Restate the records below word for word.

··········

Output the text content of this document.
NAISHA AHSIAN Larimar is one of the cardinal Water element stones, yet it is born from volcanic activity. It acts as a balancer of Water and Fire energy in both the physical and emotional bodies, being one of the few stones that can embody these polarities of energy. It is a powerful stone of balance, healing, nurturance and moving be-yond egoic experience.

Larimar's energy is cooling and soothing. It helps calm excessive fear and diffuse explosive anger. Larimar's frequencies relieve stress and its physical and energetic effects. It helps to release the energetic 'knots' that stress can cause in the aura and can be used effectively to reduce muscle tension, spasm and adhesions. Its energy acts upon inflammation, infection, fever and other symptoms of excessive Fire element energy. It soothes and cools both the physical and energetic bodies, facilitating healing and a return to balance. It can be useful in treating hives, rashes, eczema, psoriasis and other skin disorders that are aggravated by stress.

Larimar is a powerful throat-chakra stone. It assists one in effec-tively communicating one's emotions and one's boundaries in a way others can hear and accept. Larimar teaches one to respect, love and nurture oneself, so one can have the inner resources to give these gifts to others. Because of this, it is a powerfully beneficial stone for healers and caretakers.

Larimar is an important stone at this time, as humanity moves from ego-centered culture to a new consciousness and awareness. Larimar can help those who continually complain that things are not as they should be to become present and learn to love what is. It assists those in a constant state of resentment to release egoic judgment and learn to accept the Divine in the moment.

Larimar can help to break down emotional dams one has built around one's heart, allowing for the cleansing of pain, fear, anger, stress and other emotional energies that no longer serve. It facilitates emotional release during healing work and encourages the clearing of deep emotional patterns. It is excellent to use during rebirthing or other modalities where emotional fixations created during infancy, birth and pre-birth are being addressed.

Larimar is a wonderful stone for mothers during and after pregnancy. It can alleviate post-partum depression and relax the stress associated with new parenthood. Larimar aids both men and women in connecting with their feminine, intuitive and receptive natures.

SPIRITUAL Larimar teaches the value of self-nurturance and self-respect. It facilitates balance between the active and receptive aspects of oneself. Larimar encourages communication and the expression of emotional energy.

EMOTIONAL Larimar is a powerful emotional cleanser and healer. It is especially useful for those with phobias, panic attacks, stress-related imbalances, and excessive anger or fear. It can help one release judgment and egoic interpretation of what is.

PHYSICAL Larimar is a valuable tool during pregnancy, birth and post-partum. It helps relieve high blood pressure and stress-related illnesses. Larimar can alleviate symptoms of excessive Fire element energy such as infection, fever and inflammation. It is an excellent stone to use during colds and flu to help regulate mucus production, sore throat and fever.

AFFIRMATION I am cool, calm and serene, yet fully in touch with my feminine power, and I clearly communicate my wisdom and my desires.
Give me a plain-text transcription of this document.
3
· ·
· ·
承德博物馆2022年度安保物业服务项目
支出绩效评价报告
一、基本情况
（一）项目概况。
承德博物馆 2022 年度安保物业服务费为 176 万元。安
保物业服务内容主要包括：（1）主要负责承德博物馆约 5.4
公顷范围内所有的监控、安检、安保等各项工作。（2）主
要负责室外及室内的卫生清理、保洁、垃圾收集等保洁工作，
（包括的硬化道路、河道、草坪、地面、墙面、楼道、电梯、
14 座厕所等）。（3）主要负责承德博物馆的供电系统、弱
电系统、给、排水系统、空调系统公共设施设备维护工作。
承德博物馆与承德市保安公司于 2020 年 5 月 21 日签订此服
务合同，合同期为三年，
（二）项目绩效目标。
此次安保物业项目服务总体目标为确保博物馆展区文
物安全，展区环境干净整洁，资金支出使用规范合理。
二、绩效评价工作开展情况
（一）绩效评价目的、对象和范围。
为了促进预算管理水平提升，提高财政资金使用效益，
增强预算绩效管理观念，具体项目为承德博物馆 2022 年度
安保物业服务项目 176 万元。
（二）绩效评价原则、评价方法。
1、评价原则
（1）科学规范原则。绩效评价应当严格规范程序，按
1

··········

▶ Exercise response:
Output the text content of this document.
NAISHA AHSIAN Larimar is one of the cardinal Water element stones, yet it is born from volcanic activity. It acts as a balancer of Water and Fire energy in both the physical and emotional bodies, being one of the few stones that can embody these polarities of energy. It is a powerful stone of balance, healing, nurturance and moving be-yond egoic experience.

Larimar's energy is cooling and soothing. It helps calm excessive fear and diffuse explosive anger. Larimar's frequencies relieve stress and its physical and energetic effects. It helps to release the energetic 'knots' that stress can cause in the aura and can be used effectively to reduce muscle tension, spasm and adhesions. Its energy acts upon inflammation, infection, fever and other symptoms of excessive Fire element energy. It soothes and cools both the physical and energetic bodies, facilitating healing and a return to balance. It can be useful in treating hives, rashes, eczema, psoriasis and other skin disorders that are aggravated by stress.

Larimar is a powerful throat-chakra stone. It assists one in effec-tively communicating one's emotions and one's boundaries in a way others can hear and accept. Larimar teaches one to respect, love and nurture oneself, so one can have the inner resources to give these gifts to others. Because of this, it is a powerfully beneficial stone for healers and caretakers.

Larimar is an important stone at this time, as humanity moves from ego-centered culture to a new consciousness and awareness. Larimar can help those who continually complain that things are not as they should be to become present and learn to love what is. It assists those in a constant state of resentment to release egoic judgment and learn to accept the Divine in the moment.

Larimar can help to break down emotional dams one has built around one's heart, allowing for the cleansing of pain, fear, anger, stress and other emotional energies that no longer serve. It facilitates emotional release during healing work and encourages the clearing of deep emotional patterns. It is excellent to use during rebirthing or other modalities where emotional fixations created during infancy, birth and pre-birth are being addressed.

Larimar is a wonderful stone for mothers during and after pregnancy. It can alleviate post-partum depression and relax the stress associated with new parenthood. Larimar aids both men and women in connecting with their feminine, intuitive and receptive natures.

SPIRITUAL Larimar teaches the value of self-nurturance and self-respect. It facilitates balance between the active and receptive aspects of oneself. Larimar encourages communication and the expression of emotional energy.

EMOTIONAL Larimar is a powerful emotional cleanser and healer. It is especially useful for those with phobias, panic attacks, stress-related imbalances, and excessive anger or fear. It can help one release judgment and egoic interpretation of what is.

PHYSICAL Larimar is a valuable tool during pregnancy, birth and post-partum. It helps relieve high blood pressure and stress-related illnesses. Larimar can alleviate symptoms of excessive Fire element energy such as infection, fever and inflammation. It is an excellent stone to use during colds and flu to help regulate mucus production, sore throat and fever.

AFFIRMATION I am cool, calm and serene, yet fully in touch with my feminine power, and I clearly communicate my wisdom and my desires.
Give me a plain-text transcription of this document.
3
· ·
· ·
承德博物馆2022年度安保物业服务项目
支出绩效评价报告
一、基本情况
（一）项目概况。
承德博物馆 2022 年度安保物业服务费为 176 万元。安
保物业服务内容主要包括：（1）主要负责承德博物馆约 5.4
公顷范围内所有的监控、安检、安保等各项工作。（2）主
要负责室外及室内的卫生清理、保洁、垃圾收集等保洁工作，
（包括的硬化道路、河道、草坪、地面、墙面、楼道、电梯、
14 座厕所等）。（3）主要负责承德博物馆的供电系统、弱
电系统、给、排水系统、空调系统公共设施设备维护工作。
承德博物馆与承德市保安公司于 2020 年 5 月 21 日签订此服
务合同，合同期为三年，
（二）项目绩效目标。
此次安保物业项目服务总体目标为确保博物馆展区文
物安全，展区环境干净整洁，资金支出使用规范合理。
二、绩效评价工作开展情况
（一）绩效评价目的、对象和范围。
为了促进预算管理水平提升，提高财政资金使用效益，
增强预算绩效管理观念，具体项目为承德博物馆 2022 年度
安保物业服务项目 176 万元。
（二）绩效评价原则、评价方法。
1、评价原则
（1）科学规范原则。绩效评价应当严格规范程序，按
1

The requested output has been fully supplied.